▸ WHAT YOU SHOULD DO
Write out the listing below exactly, and omit any images you find in it.

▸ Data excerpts
------------------------------------

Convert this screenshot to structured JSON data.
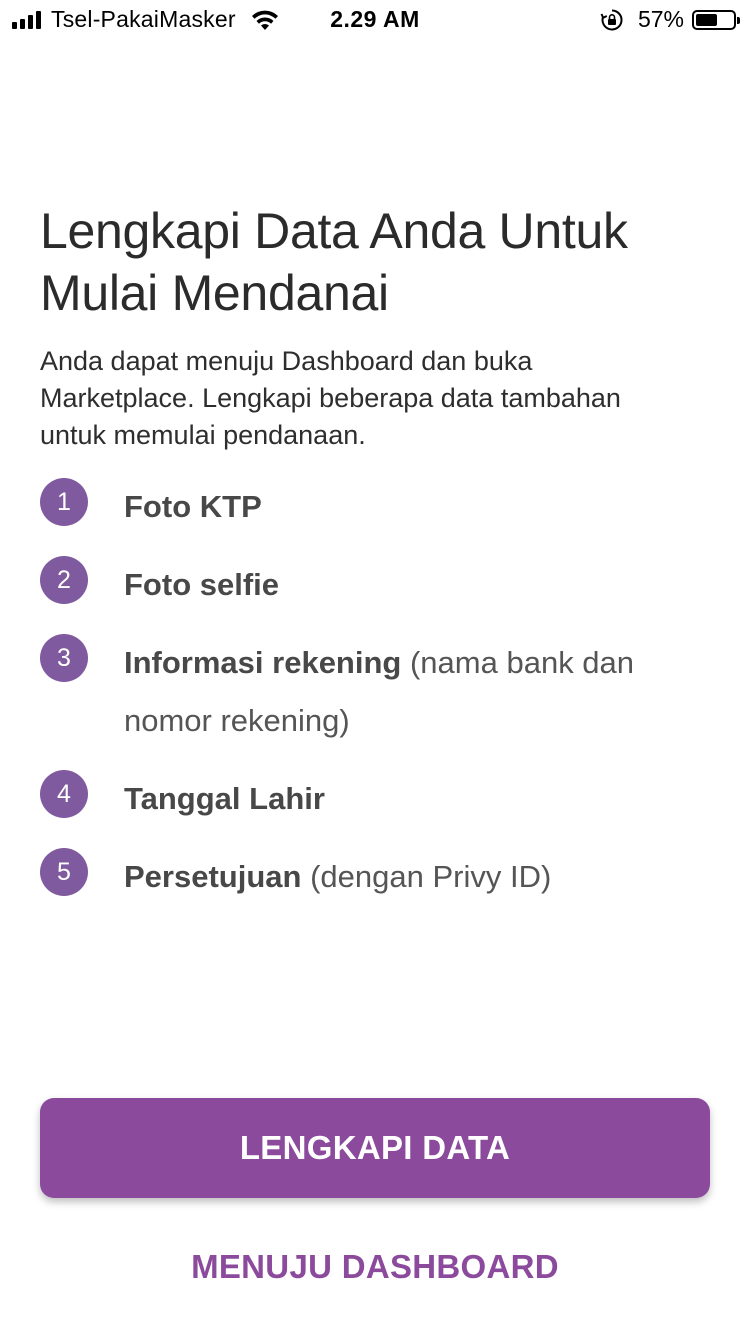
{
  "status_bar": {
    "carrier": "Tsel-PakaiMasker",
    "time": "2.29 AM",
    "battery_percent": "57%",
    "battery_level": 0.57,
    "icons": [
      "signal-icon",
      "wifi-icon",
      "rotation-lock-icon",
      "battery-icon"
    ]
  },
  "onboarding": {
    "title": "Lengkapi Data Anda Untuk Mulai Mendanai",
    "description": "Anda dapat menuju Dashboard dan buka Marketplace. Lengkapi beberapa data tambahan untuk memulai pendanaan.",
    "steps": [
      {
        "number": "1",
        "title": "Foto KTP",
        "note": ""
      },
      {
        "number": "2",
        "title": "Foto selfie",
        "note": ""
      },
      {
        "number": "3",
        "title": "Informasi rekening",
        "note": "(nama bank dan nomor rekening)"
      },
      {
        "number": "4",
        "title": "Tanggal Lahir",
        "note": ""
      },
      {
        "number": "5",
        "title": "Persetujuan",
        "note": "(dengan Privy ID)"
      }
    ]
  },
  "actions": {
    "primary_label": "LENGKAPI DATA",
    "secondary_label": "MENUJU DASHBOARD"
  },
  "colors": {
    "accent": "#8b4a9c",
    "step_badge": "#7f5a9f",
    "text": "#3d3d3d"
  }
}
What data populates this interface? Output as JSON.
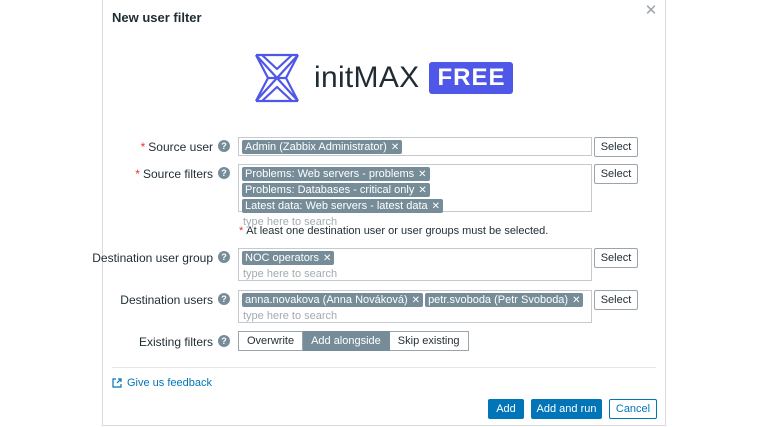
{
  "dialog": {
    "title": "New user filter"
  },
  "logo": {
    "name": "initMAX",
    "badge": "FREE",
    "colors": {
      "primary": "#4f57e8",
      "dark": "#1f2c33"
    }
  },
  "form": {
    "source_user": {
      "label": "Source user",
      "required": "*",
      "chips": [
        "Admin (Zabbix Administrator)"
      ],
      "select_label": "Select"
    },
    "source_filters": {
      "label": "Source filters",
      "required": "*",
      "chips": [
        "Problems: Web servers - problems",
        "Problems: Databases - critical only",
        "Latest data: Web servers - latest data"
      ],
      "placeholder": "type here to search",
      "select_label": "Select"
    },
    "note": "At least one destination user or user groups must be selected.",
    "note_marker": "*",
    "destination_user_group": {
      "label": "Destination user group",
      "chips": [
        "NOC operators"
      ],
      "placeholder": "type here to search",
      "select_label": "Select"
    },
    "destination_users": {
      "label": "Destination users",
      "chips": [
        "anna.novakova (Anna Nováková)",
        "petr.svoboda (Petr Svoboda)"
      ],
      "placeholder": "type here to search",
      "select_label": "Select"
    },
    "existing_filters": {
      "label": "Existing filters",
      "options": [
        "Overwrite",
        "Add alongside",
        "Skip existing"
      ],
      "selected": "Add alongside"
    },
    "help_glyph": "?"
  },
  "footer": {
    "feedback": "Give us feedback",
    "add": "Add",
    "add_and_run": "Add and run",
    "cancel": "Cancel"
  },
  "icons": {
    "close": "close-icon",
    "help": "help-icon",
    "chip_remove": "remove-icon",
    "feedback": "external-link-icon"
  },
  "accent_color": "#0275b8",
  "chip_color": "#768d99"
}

------------------------------------

▸ FINAL ANSWER
Convert this screenshot to structured JSON data.
{
  "status_bar": {
    "carrier": "Tsel-PakaiMasker",
    "time": "2.29 AM",
    "battery_percent": "57%",
    "battery_level": 0.57,
    "icons": [
      "signal-icon",
      "wifi-icon",
      "rotation-lock-icon",
      "battery-icon"
    ]
  },
  "onboarding": {
    "title": "Lengkapi Data Anda Untuk Mulai Mendanai",
    "description": "Anda dapat menuju Dashboard dan buka Marketplace. Lengkapi beberapa data tambahan untuk memulai pendanaan.",
    "steps": [
      {
        "number": "1",
        "title": "Foto KTP",
        "note": ""
      },
      {
        "number": "2",
        "title": "Foto selfie",
        "note": ""
      },
      {
        "number": "3",
        "title": "Informasi rekening",
        "note": "(nama bank dan nomor rekening)"
      },
      {
        "number": "4",
        "title": "Tanggal Lahir",
        "note": ""
      },
      {
        "number": "5",
        "title": "Persetujuan",
        "note": "(dengan Privy ID)"
      }
    ]
  },
  "actions": {
    "primary_label": "LENGKAPI DATA",
    "secondary_label": "MENUJU DASHBOARD"
  },
  "colors": {
    "accent": "#8b4a9c",
    "step_badge": "#7f5a9f",
    "text": "#3d3d3d"
  }
}
What data populates this interface? Output as JSON.
{
  "dialog": {
    "title": "New user filter"
  },
  "logo": {
    "name": "initMAX",
    "badge": "FREE",
    "colors": {
      "primary": "#4f57e8",
      "dark": "#1f2c33"
    }
  },
  "form": {
    "source_user": {
      "label": "Source user",
      "required": "*",
      "chips": [
        "Admin (Zabbix Administrator)"
      ],
      "select_label": "Select"
    },
    "source_filters": {
      "label": "Source filters",
      "required": "*",
      "chips": [
        "Problems: Web servers - problems",
        "Problems: Databases - critical only",
        "Latest data: Web servers - latest data"
      ],
      "placeholder": "type here to search",
      "select_label": "Select"
    },
    "note": "At least one destination user or user groups must be selected.",
    "note_marker": "*",
    "destination_user_group": {
      "label": "Destination user group",
      "chips": [
        "NOC operators"
      ],
      "placeholder": "type here to search",
      "select_label": "Select"
    },
    "destination_users": {
      "label": "Destination users",
      "chips": [
        "anna.novakova (Anna Nováková)",
        "petr.svoboda (Petr Svoboda)"
      ],
      "placeholder": "type here to search",
      "select_label": "Select"
    },
    "existing_filters": {
      "label": "Existing filters",
      "options": [
        "Overwrite",
        "Add alongside",
        "Skip existing"
      ],
      "selected": "Add alongside"
    },
    "help_glyph": "?"
  },
  "footer": {
    "feedback": "Give us feedback",
    "add": "Add",
    "add_and_run": "Add and run",
    "cancel": "Cancel"
  },
  "icons": {
    "close": "close-icon",
    "help": "help-icon",
    "chip_remove": "remove-icon",
    "feedback": "external-link-icon"
  },
  "accent_color": "#0275b8",
  "chip_color": "#768d99"
}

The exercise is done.